Work to do = Scan the material that follows. Copy every line containing the word "jamoa".

Listed records =
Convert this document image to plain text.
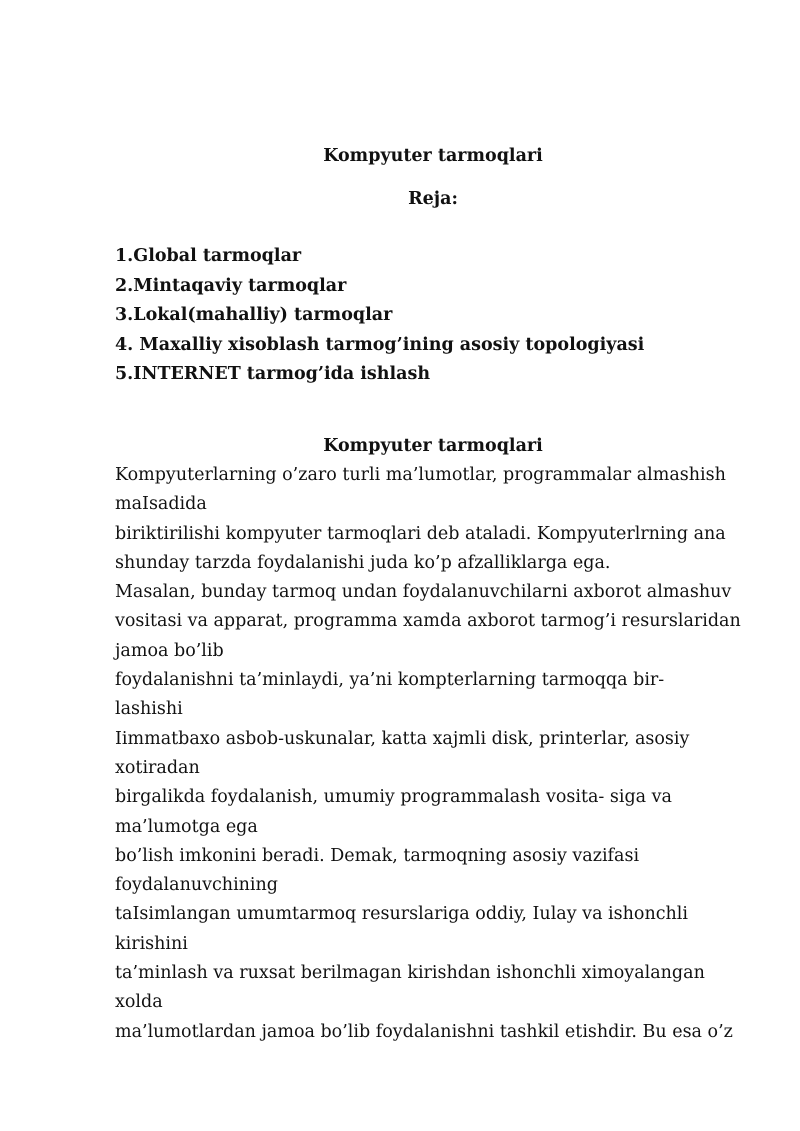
Kompyuter tarmoqlari
Reja:
1.Global tarmoqlar
2.Mintaqaviy tarmoqlar
3.Lokal(mahalliy) tarmoqlar
4. Maxalliy xisoblash tarmog’ining asosiy topologiyasi
5.INTERNET tarmog’ida ishlash
Kompyuter tarmoqlari
Kompyuterlarning o’zaro turli ma’lumotlar, programmalar almashish
maIsadida
biriktirilishi kompyuter tarmoqlari deb ataladi. Kompyuterlrning ana
shunday tarzda foydalanishi juda ko’p afzalliklarga ega.
Masalan, bunday tarmoq undan foydalanuvchilarni axborot almashuv
vositasi va apparat, programma xamda axborot tarmog’i resurslaridan
jamoa bo’lib
foydalanishni ta’minlaydi, ya’ni kompterlarning tarmoqqa bir-
lashishi
Iimmatbaxo asbob-uskunalar, katta xajmli disk, printerlar, asosiy
xotiradan
birgalikda foydalanish, umumiy programmalash vosita- siga va
ma’lumotga ega
bo’lish imkonini beradi. Demak, tarmoqning asosiy vazifasi
foydalanuvchining
taIsimlangan umumtarmoq resurslariga oddiy, Iulay va ishonchli
kirishini
ta’minlash va ruxsat berilmagan kirishdan ishonchli ximoyalangan
xolda
ma’lumotlardan jamoa bo’lib foydalanishni tashkil etishdir. Bu esa o’z
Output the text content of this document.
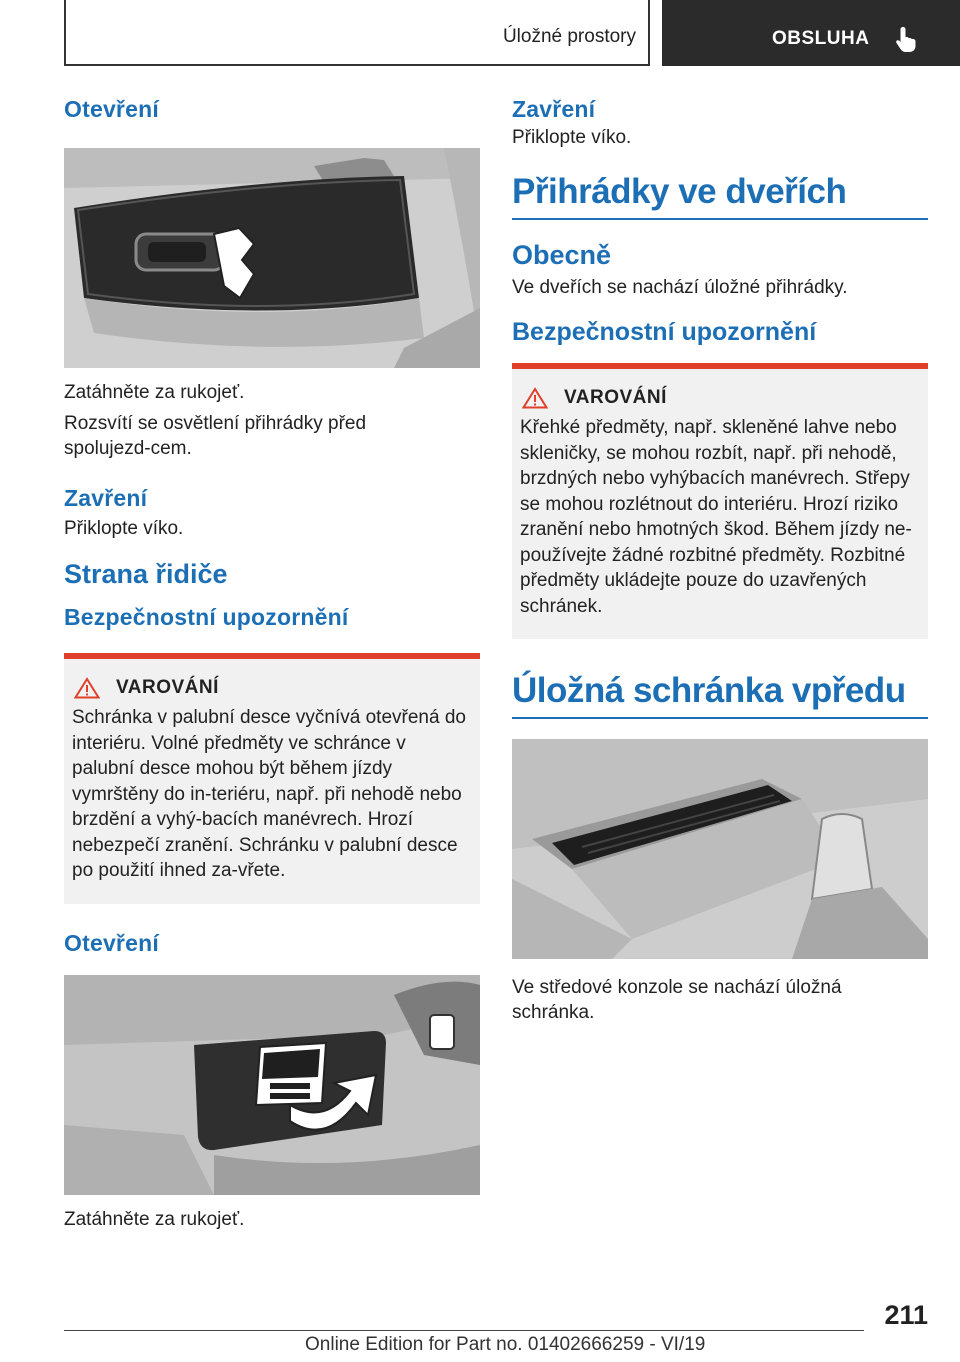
Úložné prostory	OBSLUHA
Otevření

Zatáhněte za rukojeť.

Rozsvítí se osvětlení přihrádky před spolujezd-cem.

Zavření

Přiklopte víko.

Strana řidiče
Bezpečnostní upozornění
VAROVÁNÍ

Schránka v palubní desce vyčnívá otevřená do interiéru. Volné předměty ve schránce v palubní desce mohou být během jízdy vymrštěny do in-teriéru, např. při nehodě nebo brzdění a vyhý-bacích manévrech. Hrozí nebezpečí zranění. Schránku v palubní desce po použití ihned za-vřete.

Otevření

Zatáhněte za rukojeť.

Zavření

Přiklopte víko.

Přihrádky ve dveřích
Obecně

Ve dveřích se nachází úložné přihrádky.

Bezpečnostní upozornění
VAROVÁNÍ

Křehké předměty, např. skleněné lahve nebo skleničky, se mohou rozbít, např. při nehodě, brzdných nebo vyhýbacích manévrech. Střepy se mohou rozlétnout do interiéru. Hrozí riziko zranění nebo hmotných škod. Během jízdy ne-používejte žádné rozbitné předměty. Rozbitné předměty ukládejte pouze do uzavřených schránek.

Úložná schránka vpředu

Ve středové konzole se nachází úložná schránka.

211
Online Edition for Part no. 01402666259 - VI/19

Completed task =
jamoa bo’lib
ma’lumotlardan jamoa bo’lib foydalanishni tashkil etishdir. Bu esa o’z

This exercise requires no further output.